Check each line of the data for "Vasal" and select those that have it.

══ LISTED ENTRIES ══

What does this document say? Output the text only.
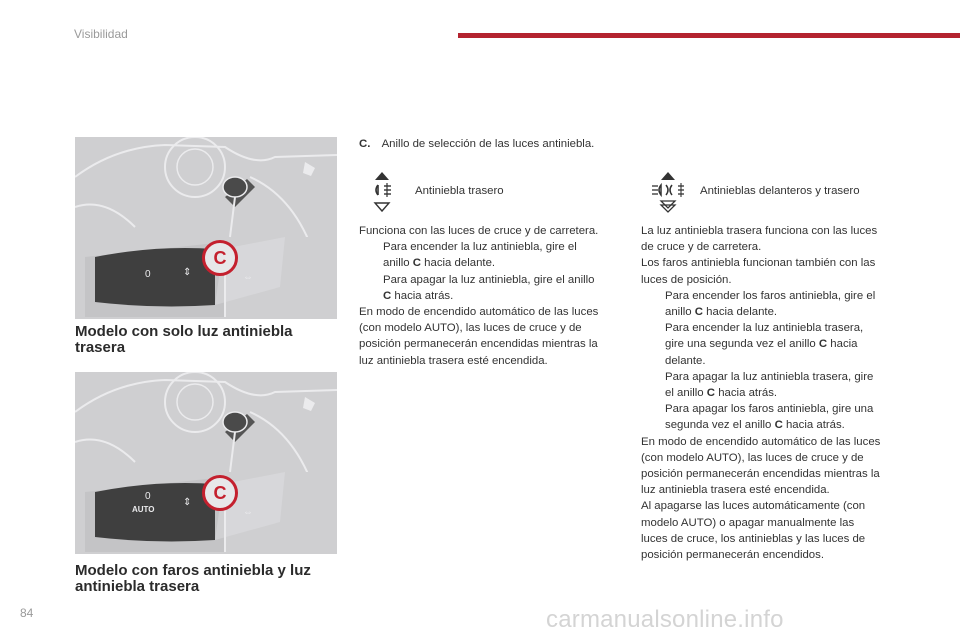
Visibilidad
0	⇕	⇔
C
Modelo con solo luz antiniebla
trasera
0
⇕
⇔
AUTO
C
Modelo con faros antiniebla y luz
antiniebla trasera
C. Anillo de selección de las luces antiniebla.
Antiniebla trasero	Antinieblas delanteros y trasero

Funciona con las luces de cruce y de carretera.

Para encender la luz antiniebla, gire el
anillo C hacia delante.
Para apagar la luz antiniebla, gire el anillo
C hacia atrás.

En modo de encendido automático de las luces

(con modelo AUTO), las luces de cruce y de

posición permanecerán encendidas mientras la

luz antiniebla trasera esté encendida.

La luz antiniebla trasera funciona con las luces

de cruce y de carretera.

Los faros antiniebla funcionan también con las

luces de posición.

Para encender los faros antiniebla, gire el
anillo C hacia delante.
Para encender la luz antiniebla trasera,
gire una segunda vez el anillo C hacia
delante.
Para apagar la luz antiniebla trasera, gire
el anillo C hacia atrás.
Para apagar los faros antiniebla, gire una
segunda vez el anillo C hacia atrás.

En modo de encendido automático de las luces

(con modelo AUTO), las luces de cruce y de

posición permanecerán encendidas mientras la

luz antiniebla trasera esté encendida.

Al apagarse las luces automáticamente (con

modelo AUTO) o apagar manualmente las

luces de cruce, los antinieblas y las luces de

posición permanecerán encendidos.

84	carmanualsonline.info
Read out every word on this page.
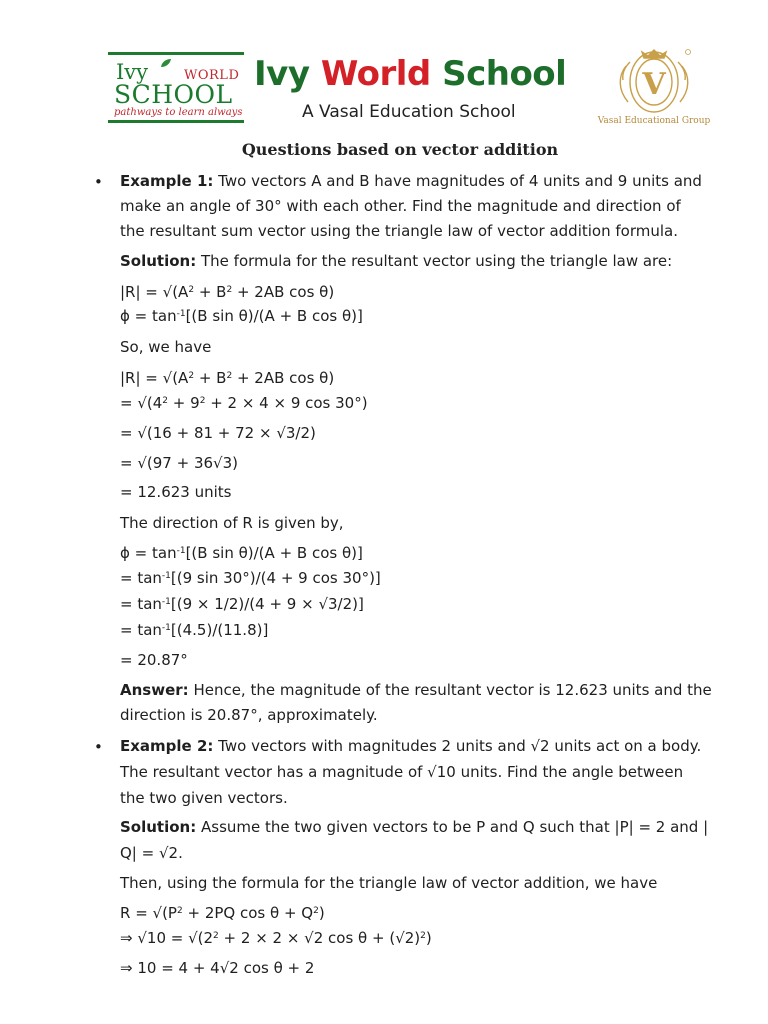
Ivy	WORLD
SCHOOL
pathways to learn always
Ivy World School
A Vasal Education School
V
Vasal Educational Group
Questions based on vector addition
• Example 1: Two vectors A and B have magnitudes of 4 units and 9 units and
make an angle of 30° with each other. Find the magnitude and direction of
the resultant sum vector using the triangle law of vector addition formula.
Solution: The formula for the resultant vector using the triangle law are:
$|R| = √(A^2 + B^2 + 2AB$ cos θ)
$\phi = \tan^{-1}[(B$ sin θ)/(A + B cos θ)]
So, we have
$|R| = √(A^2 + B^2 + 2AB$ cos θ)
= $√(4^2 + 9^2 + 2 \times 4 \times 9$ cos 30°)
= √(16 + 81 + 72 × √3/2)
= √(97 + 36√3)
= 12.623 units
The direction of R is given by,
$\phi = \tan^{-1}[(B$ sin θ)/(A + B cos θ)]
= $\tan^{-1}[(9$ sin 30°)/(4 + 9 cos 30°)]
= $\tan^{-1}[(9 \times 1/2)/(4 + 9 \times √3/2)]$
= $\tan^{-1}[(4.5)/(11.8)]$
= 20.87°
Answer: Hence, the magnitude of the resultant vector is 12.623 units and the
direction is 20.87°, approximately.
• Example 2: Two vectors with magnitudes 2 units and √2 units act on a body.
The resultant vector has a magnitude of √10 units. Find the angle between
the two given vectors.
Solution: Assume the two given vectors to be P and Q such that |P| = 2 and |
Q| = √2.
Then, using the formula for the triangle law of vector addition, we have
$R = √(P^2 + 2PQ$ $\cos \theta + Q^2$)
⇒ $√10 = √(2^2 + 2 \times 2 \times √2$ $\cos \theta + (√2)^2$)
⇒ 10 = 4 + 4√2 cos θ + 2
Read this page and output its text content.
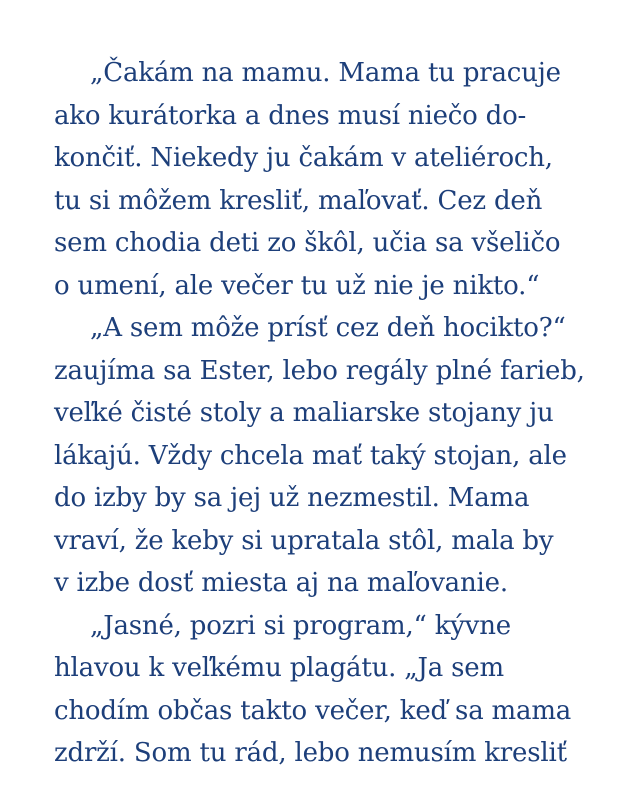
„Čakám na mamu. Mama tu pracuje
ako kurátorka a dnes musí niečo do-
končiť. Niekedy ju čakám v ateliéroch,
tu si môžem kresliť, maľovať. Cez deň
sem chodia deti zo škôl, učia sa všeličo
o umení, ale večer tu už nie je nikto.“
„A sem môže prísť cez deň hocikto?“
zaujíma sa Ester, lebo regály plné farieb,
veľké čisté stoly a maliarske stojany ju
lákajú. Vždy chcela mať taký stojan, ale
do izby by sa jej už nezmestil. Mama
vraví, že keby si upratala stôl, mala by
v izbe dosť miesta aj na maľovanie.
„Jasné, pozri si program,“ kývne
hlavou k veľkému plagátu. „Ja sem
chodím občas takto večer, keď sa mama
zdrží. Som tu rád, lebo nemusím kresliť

═══

**TASK SOLUTION**
A Vasal Education School
Vasal Educational Group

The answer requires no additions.